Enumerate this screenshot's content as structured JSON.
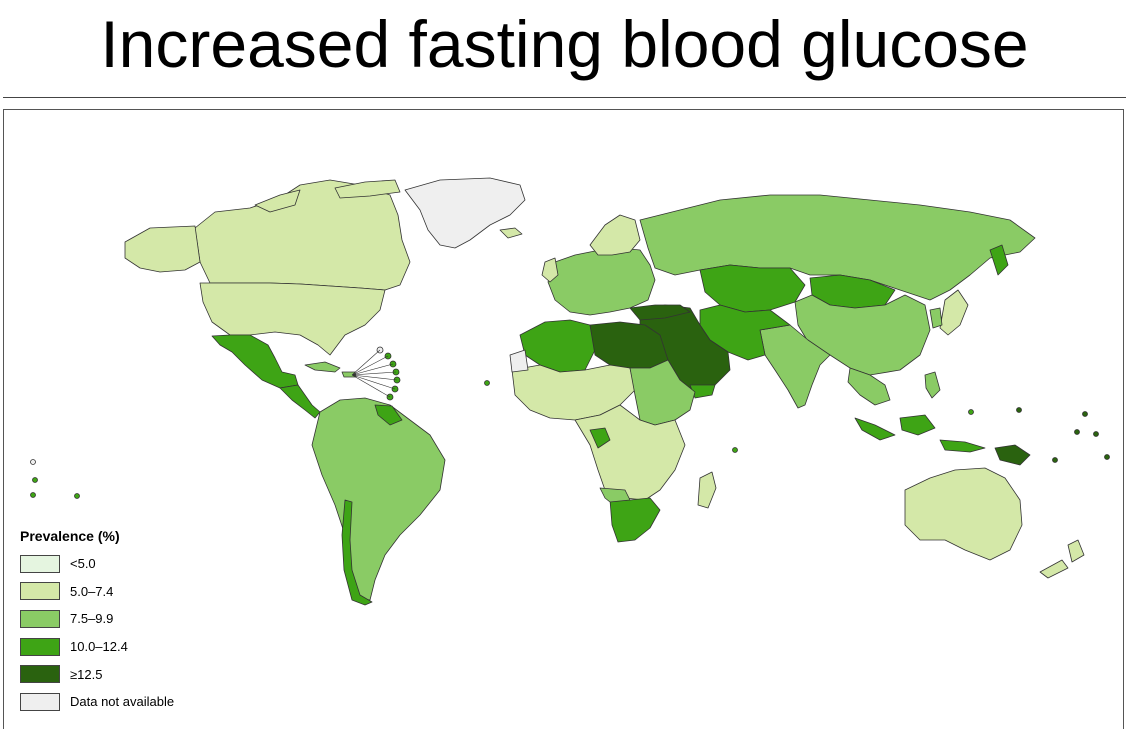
{
  "title": "Increased fasting blood glucose",
  "legend": {
    "title": "Prevalence (%)",
    "items": [
      {
        "label": "<5.0",
        "color": "#e5f5e0"
      },
      {
        "label": "5.0–7.4",
        "color": "#d4e8a8"
      },
      {
        "label": "7.5–9.9",
        "color": "#8acb65"
      },
      {
        "label": "10.0–12.4",
        "color": "#3ea415"
      },
      {
        "label": "≥12.5",
        "color": "#2a620f"
      },
      {
        "label": "Data not available",
        "color": "#efefef"
      }
    ]
  }
}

####

▶ _EXERCISE DIRECTIONS_
Return only the number of lines in the data that contain "title".

▶ _RESPONSE TO THIS EXERCISE_
2